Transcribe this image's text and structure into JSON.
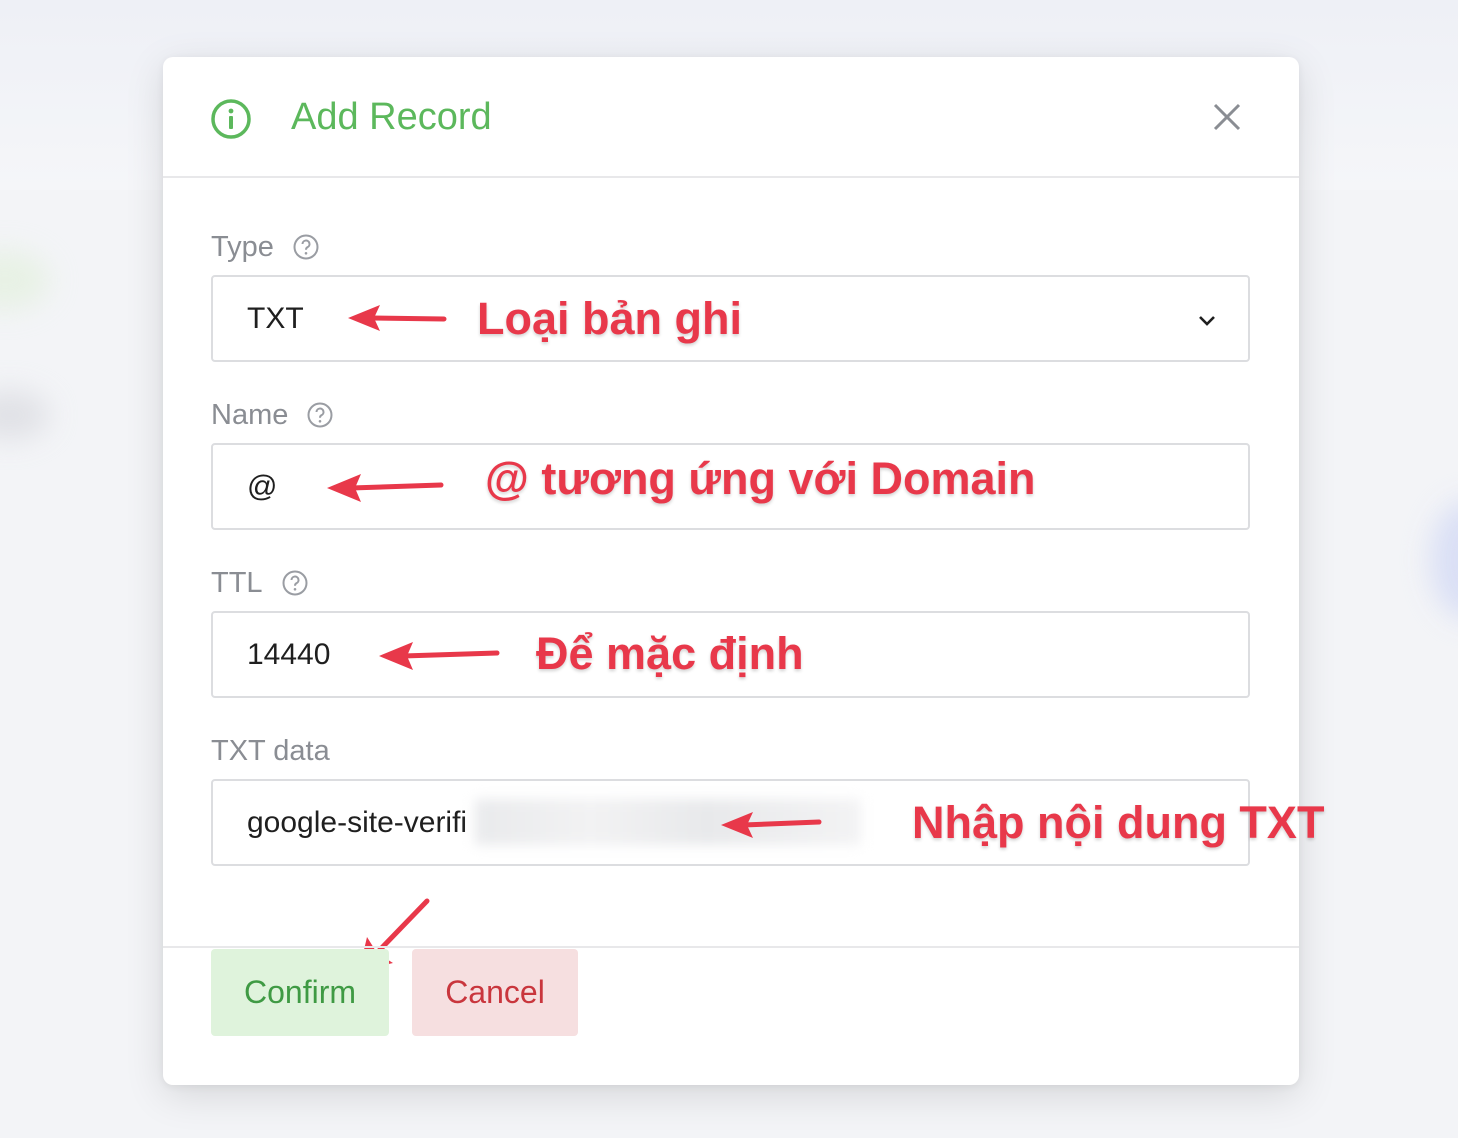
{
  "dialog": {
    "title": "Add Record",
    "icon": "info-icon",
    "close_icon": "close-icon",
    "accent_color": "#5cb85c"
  },
  "fields": {
    "type": {
      "label": "Type",
      "value": "TXT",
      "help_icon": "question-circle-icon",
      "dropdown_icon": "chevron-down-icon"
    },
    "name": {
      "label": "Name",
      "value": "@",
      "help_icon": "question-circle-icon"
    },
    "ttl": {
      "label": "TTL",
      "value": "14440",
      "help_icon": "question-circle-icon"
    },
    "txt_data": {
      "label": "TXT data",
      "value": "google-site-verifi",
      "value_partially_blurred": true
    }
  },
  "annotations": {
    "type_note": "Loại bản ghi",
    "name_note": "@ tương ứng với Domain",
    "ttl_note": "Để mặc định",
    "txt_note": "Nhập nội dung TXT",
    "color": "#e8384a"
  },
  "buttons": {
    "confirm": "Confirm",
    "cancel": "Cancel",
    "confirm_bg": "#dff3dc",
    "confirm_text_color": "#3f9a44",
    "cancel_bg": "#f6dfe0",
    "cancel_text_color": "#c9363d"
  }
}
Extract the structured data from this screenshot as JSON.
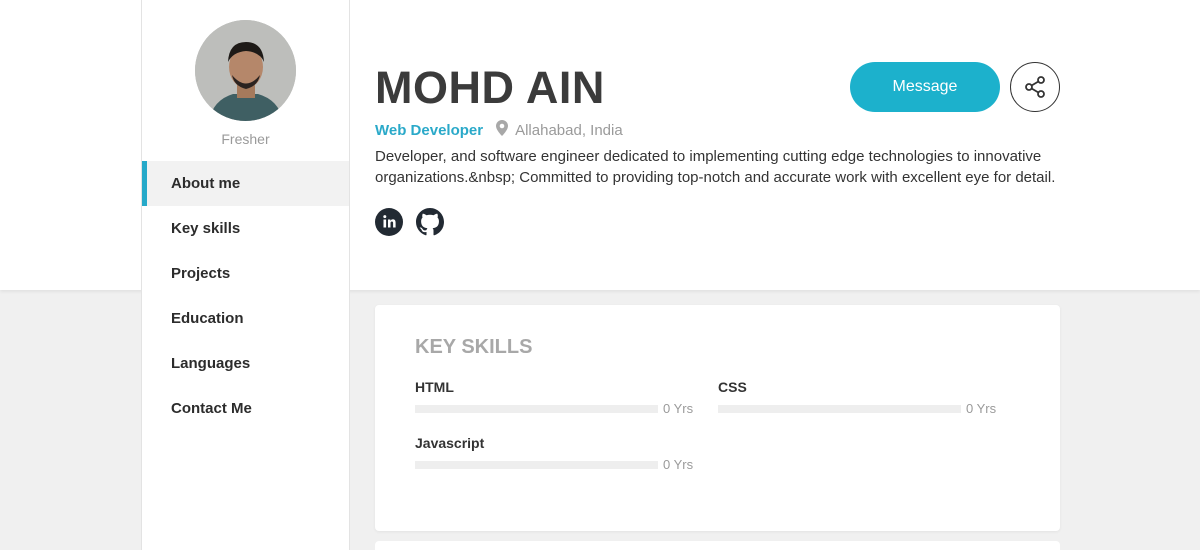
{
  "profile": {
    "avatar_caption": "Fresher",
    "name": "MOHD AIN",
    "role": "Web Developer",
    "location": "Allahabad, India",
    "bio": "Developer, and software engineer dedicated to implementing cutting edge technologies to innovative organizations.&nbsp; Committed to providing top-notch and accurate work with excellent eye for detail."
  },
  "actions": {
    "message_label": "Message"
  },
  "social": [
    {
      "icon": "linkedin-icon"
    },
    {
      "icon": "github-icon"
    }
  ],
  "sidebar": {
    "items": [
      {
        "label": "About me",
        "active": true
      },
      {
        "label": "Key skills"
      },
      {
        "label": "Projects"
      },
      {
        "label": "Education"
      },
      {
        "label": "Languages"
      },
      {
        "label": "Contact Me"
      }
    ]
  },
  "key_skills": {
    "title": "KEY SKILLS",
    "skills": [
      {
        "name": "HTML",
        "years": "0 Yrs",
        "level": 0
      },
      {
        "name": "CSS",
        "years": "0 Yrs",
        "level": 0
      },
      {
        "name": "Javascript",
        "years": "0 Yrs",
        "level": 0
      }
    ]
  },
  "colors": {
    "accent": "#1cb1cc",
    "nav_active_border": "#26a9c9"
  }
}
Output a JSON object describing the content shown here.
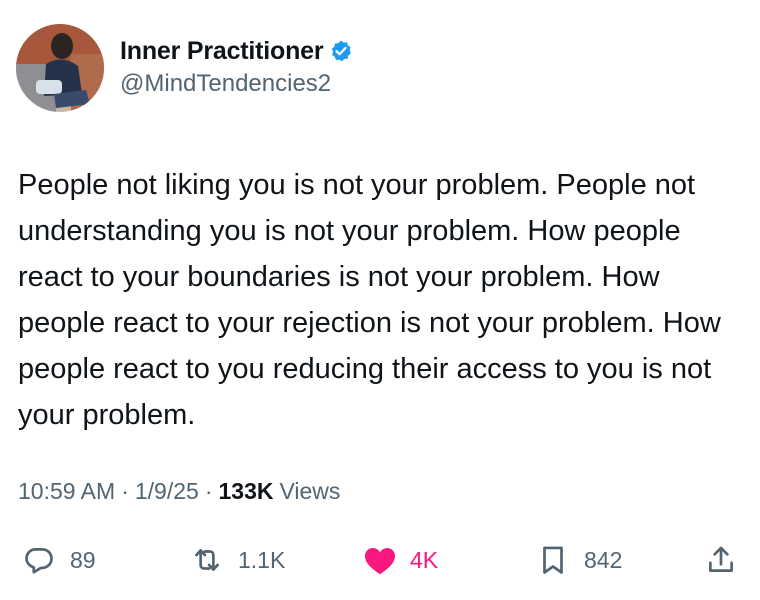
{
  "author": {
    "display_name": "Inner Practitioner",
    "handle": "@MindTendencies2",
    "verified": true,
    "verified_color": "#1d9bf0",
    "avatar_icon": "profile-photo"
  },
  "tweet": {
    "text": "People not liking you is not your problem. People not understanding you is not your problem. How people react to your boundaries is not your problem. How people react to your rejection is not your problem. How people react to you reducing their access to you is not your problem."
  },
  "meta": {
    "time": "10:59 AM",
    "date": "1/9/25",
    "views_count": "133K",
    "views_label": "Views"
  },
  "actions": {
    "replies": "89",
    "reposts": "1.1K",
    "likes": "4K",
    "bookmarks": "842",
    "liked": true,
    "like_color": "#f91880",
    "icons": {
      "reply": "speech-bubble-icon",
      "repost": "repost-arrows-icon",
      "like": "heart-icon",
      "bookmark": "bookmark-icon",
      "share": "share-upload-icon"
    }
  }
}
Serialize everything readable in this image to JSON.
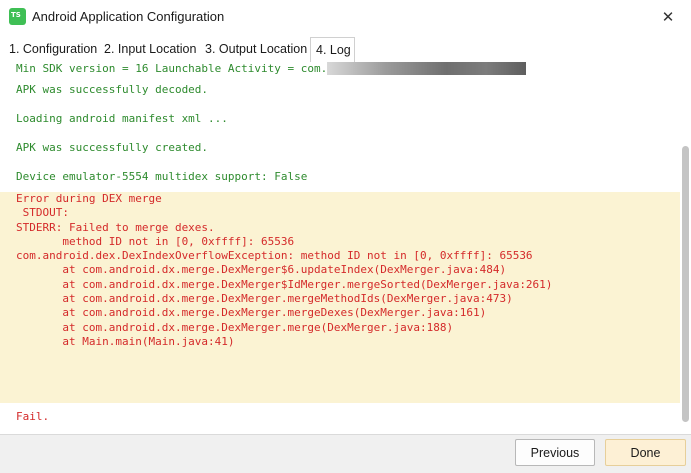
{
  "window": {
    "title": "Android Application Configuration",
    "icon": "app-icon",
    "close_glyph": "✕"
  },
  "tabs": [
    {
      "label": "1. Configuration",
      "active": false
    },
    {
      "label": "2. Input Location",
      "active": false
    },
    {
      "label": "3. Output Location",
      "active": false
    },
    {
      "label": "4. Log",
      "active": true
    }
  ],
  "log": {
    "success_color": "#2e8b2e",
    "error_color": "#d42a2a",
    "error_background": "#fbf3d3",
    "lines": [
      "Min SDK version = 16 Launchable Activity = com.",
      "APK was successfully decoded.",
      "Loading android manifest xml ...",
      "APK was successfully created.",
      "Device emulator-5554 multidex support: False"
    ],
    "error": "Error during DEX merge\n STDOUT:\nSTDERR: Failed to merge dexes.\n       method ID not in [0, 0xffff]: 65536\ncom.android.dex.DexIndexOverflowException: method ID not in [0, 0xffff]: 65536\n       at com.android.dx.merge.DexMerger$6.updateIndex(DexMerger.java:484)\n       at com.android.dx.merge.DexMerger$IdMerger.mergeSorted(DexMerger.java:261)\n       at com.android.dx.merge.DexMerger.mergeMethodIds(DexMerger.java:473)\n       at com.android.dx.merge.DexMerger.mergeDexes(DexMerger.java:161)\n       at com.android.dx.merge.DexMerger.merge(DexMerger.java:188)\n       at Main.main(Main.java:41)",
    "fail": "Fail."
  },
  "footer": {
    "previous_label": "Previous",
    "done_label": "Done"
  }
}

··········

§ **WORK INSTRUCTIONS**: Search the lines above for the string "JSON", then show every one that has it.

§ **PROBLEM SOLUTION**:
Transcribe this image's text and structure into JSON.
Extract the structured data from this screenshot as JSON.
Output a JSON object describing the content shown here.
Serialize everything readable in this image to JSON.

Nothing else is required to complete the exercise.